** Begin SOURCE DATA **

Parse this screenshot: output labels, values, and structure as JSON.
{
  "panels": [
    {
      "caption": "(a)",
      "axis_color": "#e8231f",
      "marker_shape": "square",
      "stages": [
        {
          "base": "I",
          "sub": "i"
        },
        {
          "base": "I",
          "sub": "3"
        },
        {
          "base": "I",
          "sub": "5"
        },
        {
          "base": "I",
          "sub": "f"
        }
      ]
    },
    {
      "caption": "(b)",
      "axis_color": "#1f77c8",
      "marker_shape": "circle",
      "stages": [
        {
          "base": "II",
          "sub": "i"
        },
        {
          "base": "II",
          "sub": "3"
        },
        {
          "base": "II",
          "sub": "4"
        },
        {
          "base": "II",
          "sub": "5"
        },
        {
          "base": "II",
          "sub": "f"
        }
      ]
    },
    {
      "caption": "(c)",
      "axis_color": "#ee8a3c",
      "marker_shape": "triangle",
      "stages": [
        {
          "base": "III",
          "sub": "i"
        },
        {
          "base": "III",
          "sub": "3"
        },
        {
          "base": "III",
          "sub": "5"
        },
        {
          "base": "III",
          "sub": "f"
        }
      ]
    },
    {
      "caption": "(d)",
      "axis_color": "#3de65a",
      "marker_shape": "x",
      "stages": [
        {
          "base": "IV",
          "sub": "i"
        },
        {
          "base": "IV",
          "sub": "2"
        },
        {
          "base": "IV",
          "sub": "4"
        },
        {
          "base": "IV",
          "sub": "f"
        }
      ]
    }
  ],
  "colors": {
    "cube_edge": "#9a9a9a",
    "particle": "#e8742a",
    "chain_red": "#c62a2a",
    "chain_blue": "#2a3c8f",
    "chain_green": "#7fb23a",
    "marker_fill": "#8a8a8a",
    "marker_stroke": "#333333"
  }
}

** End SOURCE DATA **

YOUR TASK: The entries above should be repeated exactly, every one of them.

OUTPUT OF THE TASK:
Parse this screenshot: output labels, values, and structure as JSON.
{
  "panels": [
    {
      "caption": "(a)",
      "axis_color": "#e8231f",
      "marker_shape": "square",
      "stages": [
        {
          "base": "I",
          "sub": "i"
        },
        {
          "base": "I",
          "sub": "3"
        },
        {
          "base": "I",
          "sub": "5"
        },
        {
          "base": "I",
          "sub": "f"
        }
      ]
    },
    {
      "caption": "(b)",
      "axis_color": "#1f77c8",
      "marker_shape": "circle",
      "stages": [
        {
          "base": "II",
          "sub": "i"
        },
        {
          "base": "II",
          "sub": "3"
        },
        {
          "base": "II",
          "sub": "4"
        },
        {
          "base": "II",
          "sub": "5"
        },
        {
          "base": "II",
          "sub": "f"
        }
      ]
    },
    {
      "caption": "(c)",
      "axis_color": "#ee8a3c",
      "marker_shape": "triangle",
      "stages": [
        {
          "base": "III",
          "sub": "i"
        },
        {
          "base": "III",
          "sub": "3"
        },
        {
          "base": "III",
          "sub": "5"
        },
        {
          "base": "III",
          "sub": "f"
        }
      ]
    },
    {
      "caption": "(d)",
      "axis_color": "#3de65a",
      "marker_shape": "x",
      "stages": [
        {
          "base": "IV",
          "sub": "i"
        },
        {
          "base": "IV",
          "sub": "2"
        },
        {
          "base": "IV",
          "sub": "4"
        },
        {
          "base": "IV",
          "sub": "f"
        }
      ]
    }
  ],
  "colors": {
    "cube_edge": "#9a9a9a",
    "particle": "#e8742a",
    "chain_red": "#c62a2a",
    "chain_blue": "#2a3c8f",
    "chain_green": "#7fb23a",
    "marker_fill": "#8a8a8a",
    "marker_stroke": "#333333"
  }
}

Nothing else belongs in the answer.